### WRITTEN EXERCISE A
Please copy the listing below line for line, from its first line through the line containing "minimize-button[interactable] [2124, 8, 2180, 48]", with both of those lines included.

### SELECTED PASSAGE

----

Water hammer occurs when a check valve slams shut after a sudden flow reversal. The kinetic energy of the moving fluid column, stopped abruptly, converts to a pressure surge that hammers through the pipework — capable of damaging pipes, joints, supports, and equipment. It is most common on pump trips (a pump loses power and flow reverses) and compressor surges.

The problem is worst with slow-closing check valves (like swing checks): the disc is still open when reverse flow arrives, gains momentum, and slams the disc violently.

How to Prevent It

  • Use fast-closing / non-slam types: spring-assisted dual plate, tilting disc, or nozzle check valves close before reverse flow builds momentum.
  • Don't oversize: an oversized check valve sees low flow velocity, so the disc "flutters" partly open and closes late. Size the valve so normal flow holds it fully open.

----

### LISTED RECORDS
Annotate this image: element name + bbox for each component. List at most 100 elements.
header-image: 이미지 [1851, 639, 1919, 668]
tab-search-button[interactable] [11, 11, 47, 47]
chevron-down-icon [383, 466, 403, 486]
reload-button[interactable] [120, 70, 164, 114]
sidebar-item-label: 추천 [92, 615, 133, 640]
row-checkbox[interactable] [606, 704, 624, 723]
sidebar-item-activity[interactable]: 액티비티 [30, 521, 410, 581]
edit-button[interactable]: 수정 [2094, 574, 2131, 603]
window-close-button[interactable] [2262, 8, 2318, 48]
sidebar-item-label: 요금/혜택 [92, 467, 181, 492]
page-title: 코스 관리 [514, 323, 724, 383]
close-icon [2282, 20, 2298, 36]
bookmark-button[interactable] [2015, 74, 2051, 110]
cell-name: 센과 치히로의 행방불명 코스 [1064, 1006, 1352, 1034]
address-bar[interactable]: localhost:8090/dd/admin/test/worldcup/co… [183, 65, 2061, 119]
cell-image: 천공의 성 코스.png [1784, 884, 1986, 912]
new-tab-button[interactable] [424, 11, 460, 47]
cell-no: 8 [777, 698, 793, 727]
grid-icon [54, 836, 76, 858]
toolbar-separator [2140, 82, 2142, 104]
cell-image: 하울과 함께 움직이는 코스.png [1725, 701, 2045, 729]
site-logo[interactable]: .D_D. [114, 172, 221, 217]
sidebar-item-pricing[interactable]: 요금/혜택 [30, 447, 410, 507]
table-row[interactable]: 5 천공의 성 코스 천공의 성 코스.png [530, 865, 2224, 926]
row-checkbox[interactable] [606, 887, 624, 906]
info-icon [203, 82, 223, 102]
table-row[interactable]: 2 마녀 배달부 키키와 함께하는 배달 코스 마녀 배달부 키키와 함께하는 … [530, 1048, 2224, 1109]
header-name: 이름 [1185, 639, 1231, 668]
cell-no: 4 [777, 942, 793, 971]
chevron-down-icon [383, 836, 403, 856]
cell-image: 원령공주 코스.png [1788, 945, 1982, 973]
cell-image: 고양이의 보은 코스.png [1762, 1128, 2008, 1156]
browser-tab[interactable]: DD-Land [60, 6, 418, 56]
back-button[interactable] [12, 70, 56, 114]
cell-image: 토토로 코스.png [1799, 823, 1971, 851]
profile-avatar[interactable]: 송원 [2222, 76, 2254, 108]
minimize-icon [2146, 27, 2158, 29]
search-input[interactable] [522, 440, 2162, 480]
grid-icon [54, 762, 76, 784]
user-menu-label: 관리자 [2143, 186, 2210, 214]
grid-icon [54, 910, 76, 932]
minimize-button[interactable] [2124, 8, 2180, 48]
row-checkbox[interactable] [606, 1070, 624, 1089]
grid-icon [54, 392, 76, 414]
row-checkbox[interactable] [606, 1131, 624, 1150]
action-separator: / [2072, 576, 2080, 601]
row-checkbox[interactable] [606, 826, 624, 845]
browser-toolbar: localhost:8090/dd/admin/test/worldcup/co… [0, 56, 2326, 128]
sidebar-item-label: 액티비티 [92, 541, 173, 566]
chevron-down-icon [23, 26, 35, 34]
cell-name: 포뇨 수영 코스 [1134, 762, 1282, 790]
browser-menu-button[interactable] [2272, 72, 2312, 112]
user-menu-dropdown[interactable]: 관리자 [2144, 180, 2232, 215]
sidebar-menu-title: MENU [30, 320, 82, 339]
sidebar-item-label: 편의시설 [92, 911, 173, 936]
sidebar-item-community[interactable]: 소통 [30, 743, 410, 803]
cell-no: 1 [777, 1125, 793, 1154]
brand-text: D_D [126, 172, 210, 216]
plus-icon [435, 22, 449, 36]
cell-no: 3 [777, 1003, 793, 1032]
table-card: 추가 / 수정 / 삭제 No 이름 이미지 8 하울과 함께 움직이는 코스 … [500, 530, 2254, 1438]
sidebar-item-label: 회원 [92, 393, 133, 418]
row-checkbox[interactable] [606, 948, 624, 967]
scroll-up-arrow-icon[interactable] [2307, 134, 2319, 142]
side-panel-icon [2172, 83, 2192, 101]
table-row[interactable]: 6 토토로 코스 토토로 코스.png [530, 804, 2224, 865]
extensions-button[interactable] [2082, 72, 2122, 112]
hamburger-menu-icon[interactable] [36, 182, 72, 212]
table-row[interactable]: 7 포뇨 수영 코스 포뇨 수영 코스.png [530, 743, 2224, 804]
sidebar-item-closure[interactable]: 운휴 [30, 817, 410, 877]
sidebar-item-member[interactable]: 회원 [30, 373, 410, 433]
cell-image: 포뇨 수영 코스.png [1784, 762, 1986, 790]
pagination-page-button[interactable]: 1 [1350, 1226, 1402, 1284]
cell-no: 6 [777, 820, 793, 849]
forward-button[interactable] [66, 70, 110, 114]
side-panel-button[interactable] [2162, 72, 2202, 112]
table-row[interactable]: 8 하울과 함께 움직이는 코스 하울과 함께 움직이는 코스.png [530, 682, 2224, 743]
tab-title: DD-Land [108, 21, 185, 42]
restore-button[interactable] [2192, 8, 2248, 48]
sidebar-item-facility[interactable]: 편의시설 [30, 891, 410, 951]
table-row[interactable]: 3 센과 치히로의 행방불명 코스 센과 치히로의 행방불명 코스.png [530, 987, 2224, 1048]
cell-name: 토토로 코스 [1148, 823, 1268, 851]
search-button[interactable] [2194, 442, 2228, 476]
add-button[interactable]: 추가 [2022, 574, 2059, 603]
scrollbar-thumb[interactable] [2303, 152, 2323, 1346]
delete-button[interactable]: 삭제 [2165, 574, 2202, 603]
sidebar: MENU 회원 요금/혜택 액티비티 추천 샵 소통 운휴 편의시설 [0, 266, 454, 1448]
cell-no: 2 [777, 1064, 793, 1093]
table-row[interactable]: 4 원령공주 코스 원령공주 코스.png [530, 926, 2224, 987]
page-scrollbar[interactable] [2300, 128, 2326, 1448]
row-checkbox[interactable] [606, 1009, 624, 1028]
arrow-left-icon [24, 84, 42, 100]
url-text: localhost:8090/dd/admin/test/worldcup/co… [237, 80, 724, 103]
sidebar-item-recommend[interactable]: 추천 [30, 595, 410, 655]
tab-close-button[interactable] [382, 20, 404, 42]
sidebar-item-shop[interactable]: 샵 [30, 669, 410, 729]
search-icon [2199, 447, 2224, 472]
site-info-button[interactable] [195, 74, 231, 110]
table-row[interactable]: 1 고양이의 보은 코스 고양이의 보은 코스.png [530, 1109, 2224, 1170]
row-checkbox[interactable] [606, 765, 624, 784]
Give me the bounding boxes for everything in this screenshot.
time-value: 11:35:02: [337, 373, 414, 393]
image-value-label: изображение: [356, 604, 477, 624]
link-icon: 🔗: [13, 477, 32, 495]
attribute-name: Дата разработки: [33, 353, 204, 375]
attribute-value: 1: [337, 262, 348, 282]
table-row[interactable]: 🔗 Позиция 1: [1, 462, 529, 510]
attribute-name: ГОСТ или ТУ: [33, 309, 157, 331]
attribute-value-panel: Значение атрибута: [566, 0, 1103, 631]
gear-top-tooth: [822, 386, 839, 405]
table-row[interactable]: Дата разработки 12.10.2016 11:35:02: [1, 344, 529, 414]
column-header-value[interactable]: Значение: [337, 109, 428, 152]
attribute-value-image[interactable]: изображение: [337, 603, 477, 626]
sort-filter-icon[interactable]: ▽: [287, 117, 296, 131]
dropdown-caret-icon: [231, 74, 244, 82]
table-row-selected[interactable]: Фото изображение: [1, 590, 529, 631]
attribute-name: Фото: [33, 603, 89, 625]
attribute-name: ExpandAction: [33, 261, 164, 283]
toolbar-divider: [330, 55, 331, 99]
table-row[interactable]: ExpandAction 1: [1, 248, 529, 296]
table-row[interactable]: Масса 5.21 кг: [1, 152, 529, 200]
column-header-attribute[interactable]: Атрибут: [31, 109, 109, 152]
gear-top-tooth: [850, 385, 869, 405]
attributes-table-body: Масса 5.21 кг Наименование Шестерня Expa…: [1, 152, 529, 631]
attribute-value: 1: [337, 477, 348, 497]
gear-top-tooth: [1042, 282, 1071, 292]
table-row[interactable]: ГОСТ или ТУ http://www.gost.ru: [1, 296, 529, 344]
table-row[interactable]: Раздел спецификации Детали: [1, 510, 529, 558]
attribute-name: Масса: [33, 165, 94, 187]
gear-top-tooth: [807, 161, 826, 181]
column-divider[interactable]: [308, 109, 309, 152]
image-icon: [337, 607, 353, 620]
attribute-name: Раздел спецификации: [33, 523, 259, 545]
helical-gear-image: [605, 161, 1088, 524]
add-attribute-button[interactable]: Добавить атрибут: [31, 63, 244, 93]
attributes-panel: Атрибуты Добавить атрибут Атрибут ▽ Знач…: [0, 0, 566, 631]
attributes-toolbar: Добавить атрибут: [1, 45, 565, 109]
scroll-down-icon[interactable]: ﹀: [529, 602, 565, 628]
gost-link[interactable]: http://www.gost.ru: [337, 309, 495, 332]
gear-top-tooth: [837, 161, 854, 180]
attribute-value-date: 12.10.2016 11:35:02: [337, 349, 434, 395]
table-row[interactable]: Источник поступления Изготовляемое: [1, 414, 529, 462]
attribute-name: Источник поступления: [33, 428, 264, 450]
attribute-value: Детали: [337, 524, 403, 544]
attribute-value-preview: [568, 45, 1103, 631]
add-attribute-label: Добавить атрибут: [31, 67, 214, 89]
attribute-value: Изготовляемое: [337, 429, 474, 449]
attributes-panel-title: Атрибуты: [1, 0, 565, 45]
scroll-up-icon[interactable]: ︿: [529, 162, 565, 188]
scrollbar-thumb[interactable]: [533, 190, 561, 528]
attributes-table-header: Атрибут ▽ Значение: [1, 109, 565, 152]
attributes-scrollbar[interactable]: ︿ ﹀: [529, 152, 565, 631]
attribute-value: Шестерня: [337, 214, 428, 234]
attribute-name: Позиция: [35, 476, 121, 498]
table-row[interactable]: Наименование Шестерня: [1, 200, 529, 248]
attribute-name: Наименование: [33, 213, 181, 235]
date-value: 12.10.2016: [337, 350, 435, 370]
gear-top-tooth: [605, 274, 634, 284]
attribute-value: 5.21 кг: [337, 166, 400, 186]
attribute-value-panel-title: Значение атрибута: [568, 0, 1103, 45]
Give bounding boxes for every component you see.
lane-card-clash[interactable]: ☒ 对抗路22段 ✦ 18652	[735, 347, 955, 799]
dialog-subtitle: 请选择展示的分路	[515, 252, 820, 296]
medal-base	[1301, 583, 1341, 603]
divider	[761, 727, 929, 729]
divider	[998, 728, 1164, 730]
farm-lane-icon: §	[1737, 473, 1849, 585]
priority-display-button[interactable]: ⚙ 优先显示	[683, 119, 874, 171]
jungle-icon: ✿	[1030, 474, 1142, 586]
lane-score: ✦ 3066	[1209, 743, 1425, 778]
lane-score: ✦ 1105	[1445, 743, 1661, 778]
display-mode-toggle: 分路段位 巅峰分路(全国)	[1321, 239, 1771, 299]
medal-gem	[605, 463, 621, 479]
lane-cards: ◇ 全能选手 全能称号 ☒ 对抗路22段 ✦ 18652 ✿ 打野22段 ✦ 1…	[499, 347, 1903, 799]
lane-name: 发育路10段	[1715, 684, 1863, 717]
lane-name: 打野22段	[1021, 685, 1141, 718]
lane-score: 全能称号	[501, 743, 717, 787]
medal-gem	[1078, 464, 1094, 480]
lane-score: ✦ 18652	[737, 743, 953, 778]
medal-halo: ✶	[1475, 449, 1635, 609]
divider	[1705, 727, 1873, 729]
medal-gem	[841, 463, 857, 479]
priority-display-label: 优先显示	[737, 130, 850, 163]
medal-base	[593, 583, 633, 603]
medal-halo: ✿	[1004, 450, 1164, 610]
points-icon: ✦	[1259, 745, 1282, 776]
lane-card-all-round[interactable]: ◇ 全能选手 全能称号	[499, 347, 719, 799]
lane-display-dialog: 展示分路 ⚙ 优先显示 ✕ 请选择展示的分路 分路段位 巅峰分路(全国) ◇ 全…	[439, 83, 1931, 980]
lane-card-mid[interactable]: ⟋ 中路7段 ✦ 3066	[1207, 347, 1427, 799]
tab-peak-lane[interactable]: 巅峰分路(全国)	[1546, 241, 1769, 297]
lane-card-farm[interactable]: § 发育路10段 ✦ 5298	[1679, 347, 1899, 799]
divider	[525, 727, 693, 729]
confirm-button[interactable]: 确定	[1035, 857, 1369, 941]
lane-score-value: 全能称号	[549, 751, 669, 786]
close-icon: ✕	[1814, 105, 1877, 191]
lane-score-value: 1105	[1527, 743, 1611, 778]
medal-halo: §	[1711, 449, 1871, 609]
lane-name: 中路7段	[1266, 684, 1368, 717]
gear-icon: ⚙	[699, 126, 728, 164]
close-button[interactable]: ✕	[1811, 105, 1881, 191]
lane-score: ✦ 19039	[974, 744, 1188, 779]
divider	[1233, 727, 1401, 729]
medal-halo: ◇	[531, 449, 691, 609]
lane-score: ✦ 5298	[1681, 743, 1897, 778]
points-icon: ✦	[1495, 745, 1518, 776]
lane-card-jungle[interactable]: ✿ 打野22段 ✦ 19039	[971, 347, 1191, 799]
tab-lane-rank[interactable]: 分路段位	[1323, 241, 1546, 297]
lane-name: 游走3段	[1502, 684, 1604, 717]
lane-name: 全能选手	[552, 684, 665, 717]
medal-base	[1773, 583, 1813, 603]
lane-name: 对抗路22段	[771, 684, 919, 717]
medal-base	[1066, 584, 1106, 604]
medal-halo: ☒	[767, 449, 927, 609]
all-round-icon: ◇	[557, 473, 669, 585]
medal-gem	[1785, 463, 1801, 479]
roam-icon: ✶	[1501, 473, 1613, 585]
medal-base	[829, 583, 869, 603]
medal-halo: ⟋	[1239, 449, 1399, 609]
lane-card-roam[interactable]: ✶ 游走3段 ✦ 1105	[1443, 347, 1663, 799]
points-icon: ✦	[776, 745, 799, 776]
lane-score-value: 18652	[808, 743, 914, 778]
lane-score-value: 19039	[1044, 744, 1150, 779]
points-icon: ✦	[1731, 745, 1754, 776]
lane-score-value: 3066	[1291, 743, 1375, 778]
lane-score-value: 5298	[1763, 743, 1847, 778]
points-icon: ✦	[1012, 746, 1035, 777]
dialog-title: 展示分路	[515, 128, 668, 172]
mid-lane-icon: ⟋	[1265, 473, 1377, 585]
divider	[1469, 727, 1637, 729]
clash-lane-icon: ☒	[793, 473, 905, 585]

----

### WRITTEN EXERCISE B
Pick up the passage on check valve water hammer after its last sentence and keep writing.

### TASK RESPONSE A
Annotate this image: element name + bbox for each component. List at most 100 elements.
header-image: 이미지 [1851, 639, 1919, 668]
tab-search-button[interactable] [11, 11, 47, 47]
chevron-down-icon [383, 466, 403, 486]
reload-button[interactable] [120, 70, 164, 114]
sidebar-item-label: 추천 [92, 615, 133, 640]
row-checkbox[interactable] [606, 704, 624, 723]
sidebar-item-activity[interactable]: 액티비티 [30, 521, 410, 581]
edit-button[interactable]: 수정 [2094, 574, 2131, 603]
window-close-button[interactable] [2262, 8, 2318, 48]
sidebar-item-label: 요금/혜택 [92, 467, 181, 492]
page-title: 코스 관리 [514, 323, 724, 383]
close-icon [2282, 20, 2298, 36]
bookmark-button[interactable] [2015, 74, 2051, 110]
cell-name: 센과 치히로의 행방불명 코스 [1064, 1006, 1352, 1034]
address-bar[interactable]: localhost:8090/dd/admin/test/worldcup/co… [183, 65, 2061, 119]
cell-image: 천공의 성 코스.png [1784, 884, 1986, 912]
new-tab-button[interactable] [424, 11, 460, 47]
cell-no: 8 [777, 698, 793, 727]
grid-icon [54, 836, 76, 858]
toolbar-separator [2140, 82, 2142, 104]
cell-image: 하울과 함께 움직이는 코스.png [1725, 701, 2045, 729]
site-logo[interactable]: .D_D. [114, 172, 221, 217]
sidebar-item-pricing[interactable]: 요금/혜택 [30, 447, 410, 507]
table-row[interactable]: 5 천공의 성 코스 천공의 성 코스.png [530, 865, 2224, 926]
row-checkbox[interactable] [606, 887, 624, 906]
info-icon [203, 82, 223, 102]
table-row[interactable]: 2 마녀 배달부 키키와 함께하는 배달 코스 마녀 배달부 키키와 함께하는 … [530, 1048, 2224, 1109]
header-name: 이름 [1185, 639, 1231, 668]
cell-no: 4 [777, 942, 793, 971]
chevron-down-icon [383, 836, 403, 856]
cell-image: 원령공주 코스.png [1788, 945, 1982, 973]
cell-image: 고양이의 보은 코스.png [1762, 1128, 2008, 1156]
browser-tab[interactable]: DD-Land [60, 6, 418, 56]
back-button[interactable] [12, 70, 56, 114]
cell-image: 토토로 코스.png [1799, 823, 1971, 851]
profile-avatar[interactable]: 송원 [2222, 76, 2254, 108]
minimize-icon [2146, 27, 2158, 29]
search-input[interactable] [522, 440, 2162, 480]
grid-icon [54, 762, 76, 784]
user-menu-label: 관리자 [2143, 186, 2210, 214]
grid-icon [54, 910, 76, 932]
minimize-button[interactable] [2124, 8, 2180, 48]

### TASK RESPONSE B
  • Use dual plate valves where moderate water-hammer risk exists — the lighter discs close faster than a swing disc.
  • Add slow-closing mechanisms (dashpots, dampers) on large swing checks, or install slow-closing valves in parallel.
  • Consider surge tanks or accumulators for severe cases.
  • Reduce flow velocity where feasible (typical liquid process velocity is 1.5–3 m/s).

Matching the closure speed to the system's flow-reversal behavior is the core of water-hammer-safe selection.

Installation Orientation

Check valves are directional — a flow arrow is marked on the body. Orientation rules:

  • Swing check: generally horizontal installation only
  • Lift/piston check: horizontal or vertical upward-flow
  • Dual plate: horizontal, vertical-up, and vertical-down (springs don't rely on gravity)
  • Ball check: horizontal or vertical-up

Universal rule: install the check valve downstream of turbulence sources (pumps, elbows, reducers) with enough straight pipe so flow past the disc is stable. Installing right at a pump discharge or immediately after an elbow causes disc flutter, premature wear, and unreliable closure. Always follow the manufacturer's straight-run recommendation.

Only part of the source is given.